→ The records

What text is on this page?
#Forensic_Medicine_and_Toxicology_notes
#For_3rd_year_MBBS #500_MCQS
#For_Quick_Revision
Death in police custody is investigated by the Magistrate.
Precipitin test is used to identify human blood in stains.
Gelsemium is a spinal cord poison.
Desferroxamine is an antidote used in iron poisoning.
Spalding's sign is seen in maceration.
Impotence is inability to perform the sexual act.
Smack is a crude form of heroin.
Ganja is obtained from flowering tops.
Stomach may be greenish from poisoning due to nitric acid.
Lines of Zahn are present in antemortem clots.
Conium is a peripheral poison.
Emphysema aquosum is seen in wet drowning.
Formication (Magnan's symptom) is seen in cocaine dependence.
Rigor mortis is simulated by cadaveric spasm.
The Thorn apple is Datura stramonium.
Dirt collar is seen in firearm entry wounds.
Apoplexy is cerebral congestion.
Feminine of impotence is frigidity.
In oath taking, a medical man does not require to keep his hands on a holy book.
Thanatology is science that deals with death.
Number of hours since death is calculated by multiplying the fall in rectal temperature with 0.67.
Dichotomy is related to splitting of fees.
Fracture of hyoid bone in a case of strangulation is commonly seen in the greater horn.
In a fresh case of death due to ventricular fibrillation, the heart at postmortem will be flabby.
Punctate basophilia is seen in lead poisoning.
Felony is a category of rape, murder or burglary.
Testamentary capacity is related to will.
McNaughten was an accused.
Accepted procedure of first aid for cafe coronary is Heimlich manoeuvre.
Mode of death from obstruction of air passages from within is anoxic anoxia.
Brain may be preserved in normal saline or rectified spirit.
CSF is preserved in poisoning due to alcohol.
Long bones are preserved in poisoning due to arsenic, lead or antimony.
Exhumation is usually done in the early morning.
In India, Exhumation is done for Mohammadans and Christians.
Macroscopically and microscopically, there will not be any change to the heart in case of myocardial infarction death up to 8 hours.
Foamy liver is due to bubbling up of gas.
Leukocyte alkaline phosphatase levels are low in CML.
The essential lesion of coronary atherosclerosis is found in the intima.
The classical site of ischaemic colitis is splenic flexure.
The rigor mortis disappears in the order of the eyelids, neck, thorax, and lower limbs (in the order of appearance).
--
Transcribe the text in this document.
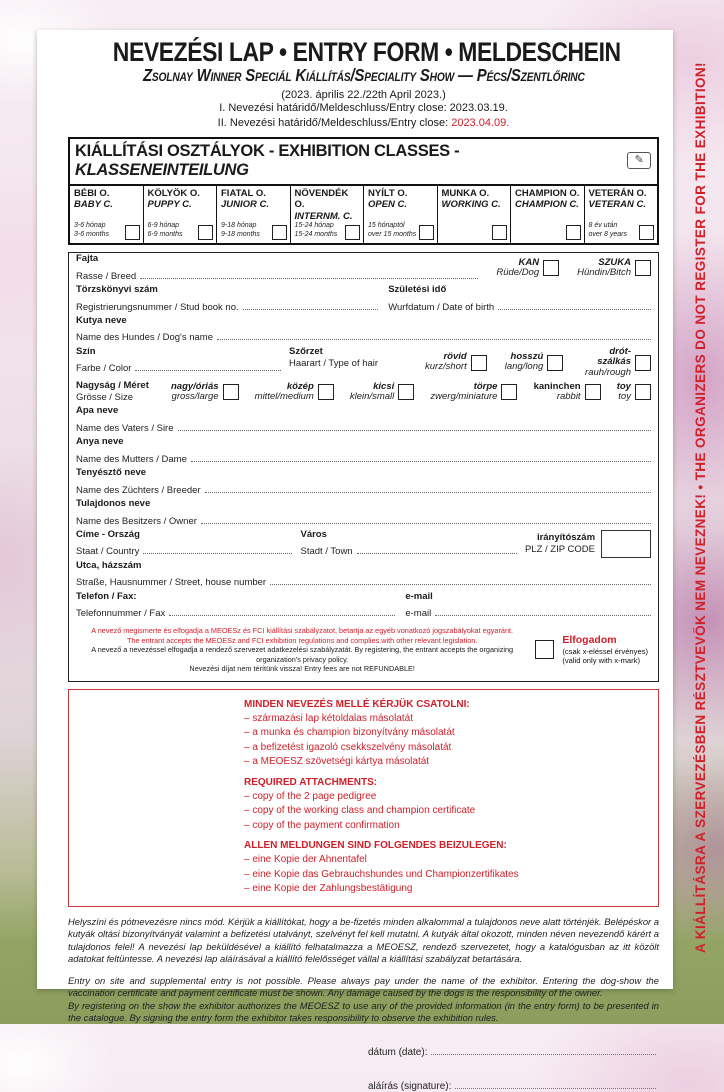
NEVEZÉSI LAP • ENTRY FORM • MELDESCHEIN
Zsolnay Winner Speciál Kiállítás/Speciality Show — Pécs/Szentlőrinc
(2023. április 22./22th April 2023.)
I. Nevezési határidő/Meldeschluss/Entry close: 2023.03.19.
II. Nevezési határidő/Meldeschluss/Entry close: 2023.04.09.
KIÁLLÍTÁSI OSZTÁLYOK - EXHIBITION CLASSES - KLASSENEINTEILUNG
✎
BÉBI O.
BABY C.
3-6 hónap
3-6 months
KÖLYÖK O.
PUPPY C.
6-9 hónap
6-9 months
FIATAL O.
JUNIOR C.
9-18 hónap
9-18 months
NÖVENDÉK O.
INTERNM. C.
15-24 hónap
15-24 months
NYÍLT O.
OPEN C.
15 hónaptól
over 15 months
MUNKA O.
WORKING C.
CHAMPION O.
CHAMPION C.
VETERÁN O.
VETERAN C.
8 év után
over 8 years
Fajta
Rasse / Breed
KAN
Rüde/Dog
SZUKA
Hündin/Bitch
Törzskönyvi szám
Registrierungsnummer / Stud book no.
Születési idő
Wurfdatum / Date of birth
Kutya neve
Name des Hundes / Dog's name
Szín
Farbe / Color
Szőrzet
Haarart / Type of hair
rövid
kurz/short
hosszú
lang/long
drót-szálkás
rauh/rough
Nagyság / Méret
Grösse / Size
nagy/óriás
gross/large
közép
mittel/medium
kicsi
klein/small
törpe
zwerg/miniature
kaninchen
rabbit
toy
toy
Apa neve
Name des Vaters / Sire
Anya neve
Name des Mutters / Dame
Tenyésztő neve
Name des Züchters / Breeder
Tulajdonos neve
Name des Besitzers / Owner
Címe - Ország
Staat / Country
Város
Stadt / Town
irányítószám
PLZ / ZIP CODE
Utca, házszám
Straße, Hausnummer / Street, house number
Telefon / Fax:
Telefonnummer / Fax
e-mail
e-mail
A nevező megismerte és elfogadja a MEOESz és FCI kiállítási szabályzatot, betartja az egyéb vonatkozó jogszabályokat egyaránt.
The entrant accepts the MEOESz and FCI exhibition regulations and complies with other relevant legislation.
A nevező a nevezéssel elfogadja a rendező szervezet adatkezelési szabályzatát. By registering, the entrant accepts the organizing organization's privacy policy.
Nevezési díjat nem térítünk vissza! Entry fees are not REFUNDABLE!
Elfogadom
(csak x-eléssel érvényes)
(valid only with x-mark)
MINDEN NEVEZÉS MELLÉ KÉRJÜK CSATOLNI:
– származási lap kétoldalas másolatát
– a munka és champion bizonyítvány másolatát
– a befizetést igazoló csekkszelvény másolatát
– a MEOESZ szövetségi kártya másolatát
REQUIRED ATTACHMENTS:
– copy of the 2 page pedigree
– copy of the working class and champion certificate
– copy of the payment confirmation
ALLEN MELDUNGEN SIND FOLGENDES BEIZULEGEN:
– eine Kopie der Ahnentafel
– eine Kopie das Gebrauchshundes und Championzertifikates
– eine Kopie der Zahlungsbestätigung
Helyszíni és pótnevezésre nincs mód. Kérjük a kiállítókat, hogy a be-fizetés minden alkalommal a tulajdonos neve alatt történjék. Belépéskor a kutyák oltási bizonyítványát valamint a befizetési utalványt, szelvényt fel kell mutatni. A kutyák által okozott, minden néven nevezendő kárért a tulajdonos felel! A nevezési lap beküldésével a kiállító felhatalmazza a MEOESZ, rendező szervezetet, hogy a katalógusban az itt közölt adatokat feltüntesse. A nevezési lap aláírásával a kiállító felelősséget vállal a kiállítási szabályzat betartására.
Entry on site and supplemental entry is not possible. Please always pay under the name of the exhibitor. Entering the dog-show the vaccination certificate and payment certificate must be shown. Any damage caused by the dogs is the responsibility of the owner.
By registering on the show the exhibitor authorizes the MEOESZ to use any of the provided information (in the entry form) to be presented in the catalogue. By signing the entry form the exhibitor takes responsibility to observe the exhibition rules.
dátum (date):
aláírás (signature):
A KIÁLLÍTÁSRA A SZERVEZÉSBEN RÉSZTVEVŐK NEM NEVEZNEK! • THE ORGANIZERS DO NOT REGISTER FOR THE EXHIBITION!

→ What you need to do
Look over the records above and copy each line that includes the string "Exhumation".

→ Answer to the problem
Exhumation is usually done in the early morning.
In India, Exhumation is done for Mohammadans and Christians.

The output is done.